_PROBLEM:_
Please set down all the lines beneath this one exactly, without the pictures.
>> begin PROVIDED MATERIAL
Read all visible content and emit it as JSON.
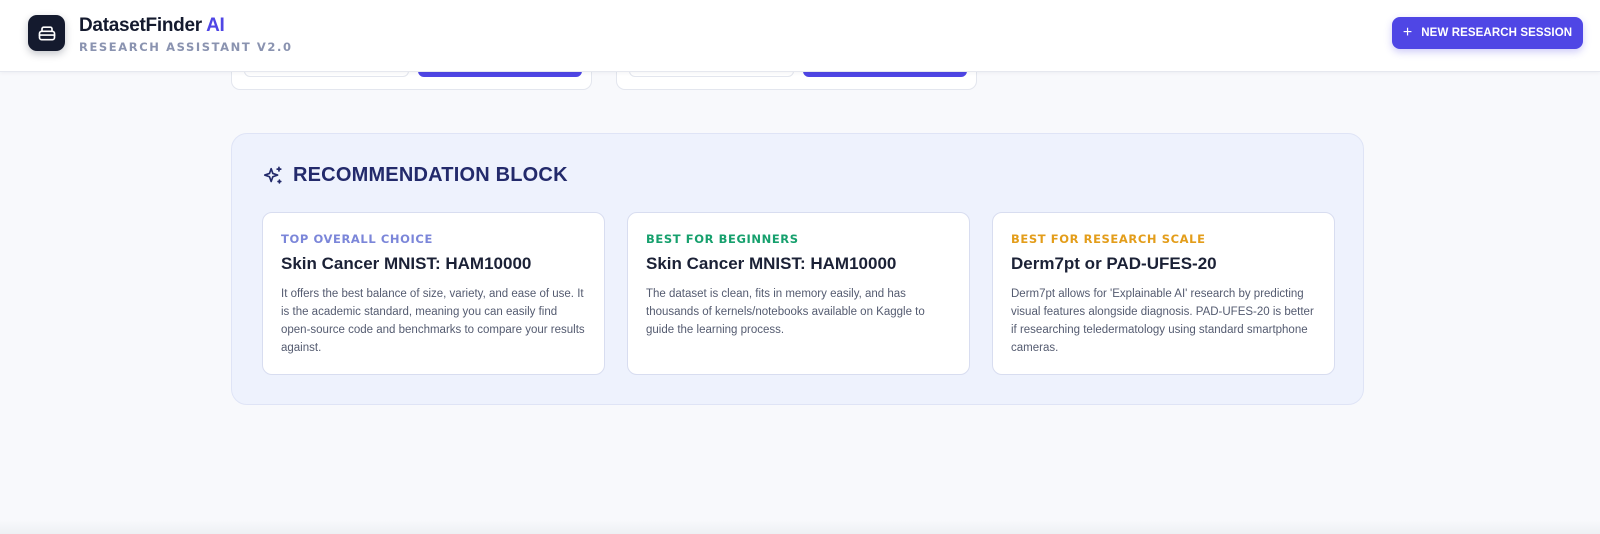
{
  "header": {
    "brand_name": "DatasetFinder",
    "brand_suffix": "AI",
    "subtitle": "RESEARCH ASSISTANT V2.0",
    "logo_icon": "archive-box-icon",
    "new_session_button": "NEW RESEARCH SESSION",
    "new_session_icon": "plus-icon"
  },
  "recommendation_block": {
    "title": "RECOMMENDATION BLOCK",
    "icon": "sparkles-icon",
    "cards": [
      {
        "tag": "TOP OVERALL CHOICE",
        "tag_color": "#7b86d9",
        "title": "Skin Cancer MNIST: HAM10000",
        "body": "It offers the best balance of size, variety, and ease of use. It is the academic standard, meaning you can easily find open-source code and benchmarks to compare your results against."
      },
      {
        "tag": "BEST FOR BEGINNERS",
        "tag_color": "#16a06d",
        "title": "Skin Cancer MNIST: HAM10000",
        "body": "The dataset is clean, fits in memory easily, and has thousands of kernels/notebooks available on Kaggle to guide the learning process."
      },
      {
        "tag": "BEST FOR RESEARCH SCALE",
        "tag_color": "#e39d1a",
        "title": "Derm7pt or PAD-UFES-20",
        "body": "Derm7pt allows for 'Explainable AI' research by predicting visual features alongside diagnosis. PAD-UFES-20 is better if researching teledermatology using standard smartphone cameras."
      }
    ]
  },
  "colors": {
    "accent": "#4f46e5",
    "dark": "#141a2e",
    "block_background": "#eef2fd"
  }
}
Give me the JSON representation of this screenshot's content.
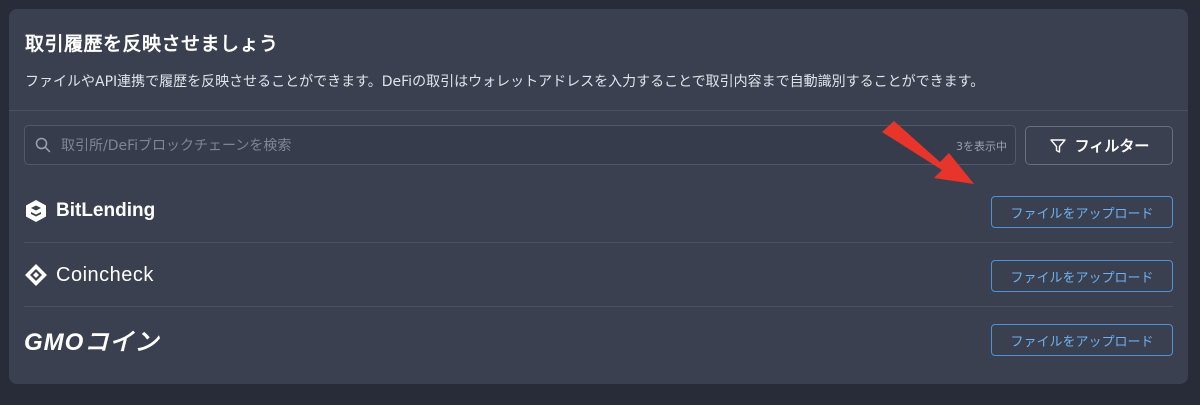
{
  "header": {
    "title": "取引履歴を反映させましょう",
    "description": "ファイルやAPI連携で履歴を反映させることができます。DeFiの取引はウォレットアドレスを入力することで取引内容まで自動識別することができます。"
  },
  "search": {
    "placeholder": "取引所/DeFiブロックチェーンを検索",
    "value": "",
    "count_text": "3を表示中"
  },
  "filter": {
    "label": "フィルター"
  },
  "exchanges": [
    {
      "name": "BitLending",
      "upload_label": "ファイルをアップロード"
    },
    {
      "name": "Coincheck",
      "upload_label": "ファイルをアップロード"
    },
    {
      "name": "GMOコイン",
      "upload_label": "ファイルをアップロード"
    }
  ],
  "colors": {
    "background": "#272c38",
    "panel": "#3a4050",
    "accent": "#6eb0f0",
    "annotation_arrow": "#e8352b"
  }
}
>> end PROVIDED MATERIAL
_WRITTEN RESPONSE:_
Read all visible content and emit it as JSON.
{
  "header": {
    "brand_name": "DatasetFinder",
    "brand_suffix": "AI",
    "subtitle": "RESEARCH ASSISTANT V2.0",
    "logo_icon": "archive-box-icon",
    "new_session_button": "NEW RESEARCH SESSION",
    "new_session_icon": "plus-icon"
  },
  "recommendation_block": {
    "title": "RECOMMENDATION BLOCK",
    "icon": "sparkles-icon",
    "cards": [
      {
        "tag": "TOP OVERALL CHOICE",
        "tag_color": "#7b86d9",
        "title": "Skin Cancer MNIST: HAM10000",
        "body": "It offers the best balance of size, variety, and ease of use. It is the academic standard, meaning you can easily find open-source code and benchmarks to compare your results against."
      },
      {
        "tag": "BEST FOR BEGINNERS",
        "tag_color": "#16a06d",
        "title": "Skin Cancer MNIST: HAM10000",
        "body": "The dataset is clean, fits in memory easily, and has thousands of kernels/notebooks available on Kaggle to guide the learning process."
      },
      {
        "tag": "BEST FOR RESEARCH SCALE",
        "tag_color": "#e39d1a",
        "title": "Derm7pt or PAD-UFES-20",
        "body": "Derm7pt allows for 'Explainable AI' research by predicting visual features alongside diagnosis. PAD-UFES-20 is better if researching teledermatology using standard smartphone cameras."
      }
    ]
  },
  "colors": {
    "accent": "#4f46e5",
    "dark": "#141a2e",
    "block_background": "#eef2fd"
  }
}
Give me the JSON representation of this screenshot's content.
{
  "header": {
    "title": "取引履歴を反映させましょう",
    "description": "ファイルやAPI連携で履歴を反映させることができます。DeFiの取引はウォレットアドレスを入力することで取引内容まで自動識別することができます。"
  },
  "search": {
    "placeholder": "取引所/DeFiブロックチェーンを検索",
    "value": "",
    "count_text": "3を表示中"
  },
  "filter": {
    "label": "フィルター"
  },
  "exchanges": [
    {
      "name": "BitLending",
      "upload_label": "ファイルをアップロード"
    },
    {
      "name": "Coincheck",
      "upload_label": "ファイルをアップロード"
    },
    {
      "name": "GMOコイン",
      "upload_label": "ファイルをアップロード"
    }
  ],
  "colors": {
    "background": "#272c38",
    "panel": "#3a4050",
    "accent": "#6eb0f0",
    "annotation_arrow": "#e8352b"
  }
}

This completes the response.